── Excerpted records ──

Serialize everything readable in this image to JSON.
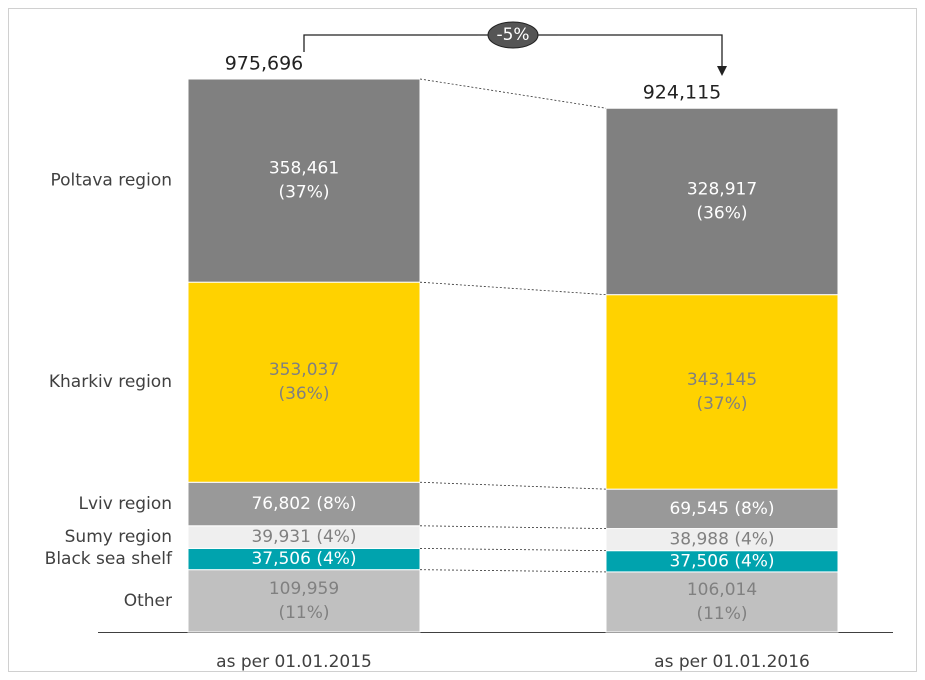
{
  "chart_data": {
    "type": "stacked_bar",
    "categories": [
      "as per 01.01.2015",
      "as per 01.01.2016"
    ],
    "series": [
      {
        "name": "Other",
        "color": "#c0c0c0",
        "values": [
          109959,
          106014
        ],
        "value_labels": [
          "109,959 (11%)",
          "106,014 (11%)"
        ]
      },
      {
        "name": "Black sea shelf",
        "color": "#00a3ae",
        "values": [
          37506,
          37506
        ],
        "value_labels": [
          "37,506 (4%)",
          "37,506 (4%)"
        ]
      },
      {
        "name": "Sumy region",
        "color": "#efefef",
        "values": [
          39931,
          38988
        ],
        "value_labels": [
          "39,931 (4%)",
          "38,988 (4%)"
        ]
      },
      {
        "name": "Lviv region",
        "color": "#999999",
        "values": [
          76802,
          69545
        ],
        "value_labels": [
          "76,802 (8%)",
          "69,545 (8%)"
        ]
      },
      {
        "name": "Kharkiv region",
        "color": "#ffd200",
        "values": [
          353037,
          343145
        ],
        "value_labels": [
          "353,037 (36%)",
          "343,145 (37%)"
        ]
      },
      {
        "name": "Poltava region",
        "color": "#808080",
        "values": [
          358461,
          328917
        ],
        "value_labels": [
          "358,461 (37%)",
          "328,917 (36%)"
        ]
      }
    ],
    "totals": {
      "values": [
        975696,
        924115
      ],
      "value_labels": [
        "975,696",
        "924,115"
      ]
    },
    "change_label": "-5%"
  }
}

───

Set problem:
Check every line of the records above for the string "region" and say how many contain it, giving the number alone.

Solved problem:
4